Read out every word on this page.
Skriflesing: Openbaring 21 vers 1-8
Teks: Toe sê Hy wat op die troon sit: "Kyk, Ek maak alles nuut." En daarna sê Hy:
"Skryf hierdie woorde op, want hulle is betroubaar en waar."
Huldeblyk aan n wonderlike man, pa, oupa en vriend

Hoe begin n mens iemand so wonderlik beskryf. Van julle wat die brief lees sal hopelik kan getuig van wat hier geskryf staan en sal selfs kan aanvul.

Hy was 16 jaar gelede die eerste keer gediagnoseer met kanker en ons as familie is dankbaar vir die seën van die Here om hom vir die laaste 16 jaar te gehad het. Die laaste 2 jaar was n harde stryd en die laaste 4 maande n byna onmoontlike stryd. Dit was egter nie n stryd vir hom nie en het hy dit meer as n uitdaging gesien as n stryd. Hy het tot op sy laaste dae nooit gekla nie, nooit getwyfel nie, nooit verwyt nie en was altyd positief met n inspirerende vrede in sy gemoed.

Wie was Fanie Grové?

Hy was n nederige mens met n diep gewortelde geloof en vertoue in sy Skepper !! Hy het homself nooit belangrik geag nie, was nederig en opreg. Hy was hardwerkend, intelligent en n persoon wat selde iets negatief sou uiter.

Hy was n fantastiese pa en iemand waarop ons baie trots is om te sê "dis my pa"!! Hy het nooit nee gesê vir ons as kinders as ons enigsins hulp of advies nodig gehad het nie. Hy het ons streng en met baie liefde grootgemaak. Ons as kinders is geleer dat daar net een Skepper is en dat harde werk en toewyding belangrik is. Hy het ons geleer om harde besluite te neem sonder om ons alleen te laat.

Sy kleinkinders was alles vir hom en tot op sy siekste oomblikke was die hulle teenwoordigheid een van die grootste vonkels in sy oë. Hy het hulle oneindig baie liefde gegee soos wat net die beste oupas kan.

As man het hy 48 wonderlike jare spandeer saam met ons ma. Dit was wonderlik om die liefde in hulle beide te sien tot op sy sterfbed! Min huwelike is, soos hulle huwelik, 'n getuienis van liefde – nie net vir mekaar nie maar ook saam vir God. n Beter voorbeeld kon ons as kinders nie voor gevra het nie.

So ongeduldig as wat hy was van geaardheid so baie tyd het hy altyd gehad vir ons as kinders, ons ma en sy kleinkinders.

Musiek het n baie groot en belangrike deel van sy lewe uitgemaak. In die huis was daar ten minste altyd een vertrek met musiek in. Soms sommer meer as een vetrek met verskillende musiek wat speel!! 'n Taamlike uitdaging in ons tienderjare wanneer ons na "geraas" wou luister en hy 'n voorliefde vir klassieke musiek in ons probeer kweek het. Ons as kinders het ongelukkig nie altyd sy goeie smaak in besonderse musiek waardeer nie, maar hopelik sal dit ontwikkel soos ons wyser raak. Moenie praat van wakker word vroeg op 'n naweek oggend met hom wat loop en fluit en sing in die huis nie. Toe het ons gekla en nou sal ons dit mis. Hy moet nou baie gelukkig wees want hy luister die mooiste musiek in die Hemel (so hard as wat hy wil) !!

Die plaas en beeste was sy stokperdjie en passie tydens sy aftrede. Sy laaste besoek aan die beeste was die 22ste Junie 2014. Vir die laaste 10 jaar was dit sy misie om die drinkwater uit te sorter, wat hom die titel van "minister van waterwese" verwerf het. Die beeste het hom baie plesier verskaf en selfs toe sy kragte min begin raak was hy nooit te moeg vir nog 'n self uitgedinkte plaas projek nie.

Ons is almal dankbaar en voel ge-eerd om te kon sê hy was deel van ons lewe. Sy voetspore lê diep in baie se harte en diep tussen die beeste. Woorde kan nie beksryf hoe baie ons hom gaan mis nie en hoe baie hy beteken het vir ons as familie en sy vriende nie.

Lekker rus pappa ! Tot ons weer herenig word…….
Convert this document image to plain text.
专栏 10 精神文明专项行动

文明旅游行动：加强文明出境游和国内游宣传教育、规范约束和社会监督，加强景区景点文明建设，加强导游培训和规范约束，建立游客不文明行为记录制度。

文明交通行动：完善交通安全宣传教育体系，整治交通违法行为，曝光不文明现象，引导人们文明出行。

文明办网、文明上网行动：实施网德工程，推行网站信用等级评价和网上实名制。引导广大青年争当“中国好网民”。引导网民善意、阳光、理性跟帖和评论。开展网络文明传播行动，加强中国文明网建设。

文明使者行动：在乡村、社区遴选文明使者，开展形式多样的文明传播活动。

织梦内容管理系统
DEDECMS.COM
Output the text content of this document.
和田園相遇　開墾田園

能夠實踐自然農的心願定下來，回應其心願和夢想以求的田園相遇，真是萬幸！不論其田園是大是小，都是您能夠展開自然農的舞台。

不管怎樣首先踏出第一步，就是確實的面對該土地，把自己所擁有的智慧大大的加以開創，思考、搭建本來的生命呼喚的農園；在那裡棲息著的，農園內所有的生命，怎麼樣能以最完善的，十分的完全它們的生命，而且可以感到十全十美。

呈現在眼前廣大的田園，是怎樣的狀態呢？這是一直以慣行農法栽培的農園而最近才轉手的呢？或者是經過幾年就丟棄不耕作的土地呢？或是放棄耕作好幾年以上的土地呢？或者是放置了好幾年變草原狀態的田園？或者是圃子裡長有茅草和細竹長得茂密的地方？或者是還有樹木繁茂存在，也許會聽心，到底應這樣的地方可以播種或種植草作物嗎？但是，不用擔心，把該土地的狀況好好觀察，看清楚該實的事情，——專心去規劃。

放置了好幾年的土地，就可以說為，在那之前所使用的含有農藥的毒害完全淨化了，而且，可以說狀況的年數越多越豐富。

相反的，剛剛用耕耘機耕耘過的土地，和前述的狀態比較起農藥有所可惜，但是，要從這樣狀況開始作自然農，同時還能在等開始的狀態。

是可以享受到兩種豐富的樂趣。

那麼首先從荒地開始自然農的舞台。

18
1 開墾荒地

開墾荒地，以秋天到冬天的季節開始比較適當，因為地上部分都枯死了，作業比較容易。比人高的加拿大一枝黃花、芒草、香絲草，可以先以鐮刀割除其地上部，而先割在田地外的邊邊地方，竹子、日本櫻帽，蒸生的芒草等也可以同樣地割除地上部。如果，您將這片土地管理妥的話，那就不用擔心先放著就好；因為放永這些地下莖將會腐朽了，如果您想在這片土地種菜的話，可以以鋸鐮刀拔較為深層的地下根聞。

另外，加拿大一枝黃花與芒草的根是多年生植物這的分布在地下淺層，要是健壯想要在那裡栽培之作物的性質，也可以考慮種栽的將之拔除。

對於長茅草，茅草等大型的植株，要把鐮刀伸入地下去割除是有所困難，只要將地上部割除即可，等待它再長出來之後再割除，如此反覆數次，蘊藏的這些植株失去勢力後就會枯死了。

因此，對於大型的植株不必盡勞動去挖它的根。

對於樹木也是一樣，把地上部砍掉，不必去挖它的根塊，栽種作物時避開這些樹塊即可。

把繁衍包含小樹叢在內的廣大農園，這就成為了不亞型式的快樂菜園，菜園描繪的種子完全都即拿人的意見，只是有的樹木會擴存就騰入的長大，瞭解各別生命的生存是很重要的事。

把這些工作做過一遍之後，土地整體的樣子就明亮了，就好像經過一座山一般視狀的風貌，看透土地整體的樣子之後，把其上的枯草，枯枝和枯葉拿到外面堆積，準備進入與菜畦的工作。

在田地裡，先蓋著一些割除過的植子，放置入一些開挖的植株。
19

──────────

--- WRITTEN REQUEST ---
Your task is to repeat every entry exactly.

--- FULL RESPONSE ---
Read out every word on this page.
Skriflesing: Openbaring 21 vers 1-8
Teks: Toe sê Hy wat op die troon sit: "Kyk, Ek maak alles nuut." En daarna sê Hy:
"Skryf hierdie woorde op, want hulle is betroubaar en waar."
Huldeblyk aan n wonderlike man, pa, oupa en vriend

Hoe begin n mens iemand so wonderlik beskryf. Van julle wat die brief lees sal hopelik kan getuig van wat hier geskryf staan en sal selfs kan aanvul.

Hy was 16 jaar gelede die eerste keer gediagnoseer met kanker en ons as familie is dankbaar vir die seën van die Here om hom vir die laaste 16 jaar te gehad het. Die laaste 2 jaar was n harde stryd en die laaste 4 maande n byna onmoontlike stryd. Dit was egter nie n stryd vir hom nie en het hy dit meer as n uitdaging gesien as n stryd. Hy het tot op sy laaste dae nooit gekla nie, nooit getwyfel nie, nooit verwyt nie en was altyd positief met n inspirerende vrede in sy gemoed.

Wie was Fanie Grové?

Hy was n nederige mens met n diep gewortelde geloof en vertoue in sy Skepper !! Hy het homself nooit belangrik geag nie, was nederig en opreg. Hy was hardwerkend, intelligent en n persoon wat selde iets negatief sou uiter.

Hy was n fantastiese pa en iemand waarop ons baie trots is om te sê "dis my pa"!! Hy het nooit nee gesê vir ons as kinders as ons enigsins hulp of advies nodig gehad het nie. Hy het ons streng en met baie liefde grootgemaak. Ons as kinders is geleer dat daar net een Skepper is en dat harde werk en toewyding belangrik is. Hy het ons geleer om harde besluite te neem sonder om ons alleen te laat.

Sy kleinkinders was alles vir hom en tot op sy siekste oomblikke was die hulle teenwoordigheid een van die grootste vonkels in sy oë. Hy het hulle oneindig baie liefde gegee soos wat net die beste oupas kan.

As man het hy 48 wonderlike jare spandeer saam met ons ma. Dit was wonderlik om die liefde in hulle beide te sien tot op sy sterfbed! Min huwelike is, soos hulle huwelik, 'n getuienis van liefde – nie net vir mekaar nie maar ook saam vir God. n Beter voorbeeld kon ons as kinders nie voor gevra het nie.

So ongeduldig as wat hy was van geaardheid so baie tyd het hy altyd gehad vir ons as kinders, ons ma en sy kleinkinders.

Musiek het n baie groot en belangrike deel van sy lewe uitgemaak. In die huis was daar ten minste altyd een vertrek met musiek in. Soms sommer meer as een vetrek met verskillende musiek wat speel!! 'n Taamlike uitdaging in ons tienderjare wanneer ons na "geraas" wou luister en hy 'n voorliefde vir klassieke musiek in ons probeer kweek het. Ons as kinders het ongelukkig nie altyd sy goeie smaak in besonderse musiek waardeer nie, maar hopelik sal dit ontwikkel soos ons wyser raak. Moenie praat van wakker word vroeg op 'n naweek oggend met hom wat loop en fluit en sing in die huis nie. Toe het ons gekla en nou sal ons dit mis. Hy moet nou baie gelukkig wees want hy luister die mooiste musiek in die Hemel (so hard as wat hy wil) !!

Die plaas en beeste was sy stokperdjie en passie tydens sy aftrede. Sy laaste besoek aan die beeste was die 22ste Junie 2014. Vir die laaste 10 jaar was dit sy misie om die drinkwater uit te sorter, wat hom die titel van "minister van waterwese" verwerf het. Die beeste het hom baie plesier verskaf en selfs toe sy kragte min begin raak was hy nooit te moeg vir nog 'n self uitgedinkte plaas projek nie.

Ons is almal dankbaar en voel ge-eerd om te kon sê hy was deel van ons lewe. Sy voetspore lê diep in baie se harte en diep tussen die beeste. Woorde kan nie beksryf hoe baie ons hom gaan mis nie en hoe baie hy beteken het vir ons as familie en sy vriende nie.

Lekker rus pappa ! Tot ons weer herenig word…….
Convert this document image to plain text.
专栏 10 精神文明专项行动

文明旅游行动：加强文明出境游和国内游宣传教育、规范约束和社会监督，加强景区景点文明建设，加强导游培训和规范约束，建立游客不文明行为记录制度。

文明交通行动：完善交通安全宣传教育体系，整治交通违法行为，曝光不文明现象，引导人们文明出行。

文明办网、文明上网行动：实施网德工程，推行网站信用等级评价和网上实名制。引导广大青年争当“中国好网民”。引导网民善意、阳光、理性跟帖和评论。开展网络文明传播行动，加强中国文明网建设。

文明使者行动：在乡村、社区遴选文明使者，开展形式多样的文明传播活动。

织梦内容管理系统
DEDECMS.COM
Output the text content of this document.
和田園相遇　開墾田園

能夠實踐自然農的心願定下來，回應其心願和夢想以求的田園相遇，真是萬幸！不論其田園是大是小，都是您能夠展開自然農的舞台。

不管怎樣首先踏出第一步，就是確實的面對該土地，把自己所擁有的智慧大大的加以開創，思考、搭建本來的生命呼喚的農園；在那裡棲息著的，農園內所有的生命，怎麼樣能以最完善的，十分的完全它們的生命，而且可以感到十全十美。

呈現在眼前廣大的田園，是怎樣的狀態呢？這是一直以慣行農法栽培的農園而最近才轉手的呢？或者是經過幾年就丟棄不耕作的土地呢？或是放棄耕作好幾年以上的土地呢？或者是放置了好幾年變草原狀態的田園？或者是圃子裡長有茅草和細竹長得茂密的地方？或者是還有樹木繁茂存在，也許會聽心，到底應這樣的地方可以播種或種植草作物嗎？但是，不用擔心，把該土地的狀況好好觀察，看清楚該實的事情，——專心去規劃。

放置了好幾年的土地，就可以說為，在那之前所使用的含有農藥的毒害完全淨化了，而且，可以說狀況的年數越多越豐富。

相反的，剛剛用耕耘機耕耘過的土地，和前述的狀態比較起農藥有所可惜，但是，要從這樣狀況開始作自然農，同時還能在等開始的狀態。

是可以享受到兩種豐富的樂趣。

那麼首先從荒地開始自然農的舞台。

18
1 開墾荒地

開墾荒地，以秋天到冬天的季節開始比較適當，因為地上部分都枯死了，作業比較容易。比人高的加拿大一枝黃花、芒草、香絲草，可以先以鐮刀割除其地上部，而先割在田地外的邊邊地方，竹子、日本櫻帽，蒸生的芒草等也可以同樣地割除地上部。如果，您將這片土地管理妥的話，那就不用擔心先放著就好；因為放永這些地下莖將會腐朽了，如果您想在這片土地種菜的話，可以以鋸鐮刀拔較為深層的地下根聞。

另外，加拿大一枝黃花與芒草的根是多年生植物這的分布在地下淺層，要是健壯想要在那裡栽培之作物的性質，也可以考慮種栽的將之拔除。

對於長茅草，茅草等大型的植株，要把鐮刀伸入地下去割除是有所困難，只要將地上部割除即可，等待它再長出來之後再割除，如此反覆數次，蘊藏的這些植株失去勢力後就會枯死了。

因此，對於大型的植株不必盡勞動去挖它的根。

對於樹木也是一樣，把地上部砍掉，不必去挖它的根塊，栽種作物時避開這些樹塊即可。

把繁衍包含小樹叢在內的廣大農園，這就成為了不亞型式的快樂菜園，菜園描繪的種子完全都即拿人的意見，只是有的樹木會擴存就騰入的長大，瞭解各別生命的生存是很重要的事。

把這些工作做過一遍之後，土地整體的樣子就明亮了，就好像經過一座山一般視狀的風貌，看透土地整體的樣子之後，把其上的枯草，枯枝和枯葉拿到外面堆積，準備進入與菜畦的工作。

在田地裡，先蓋著一些割除過的植子，放置入一些開挖的植株。
19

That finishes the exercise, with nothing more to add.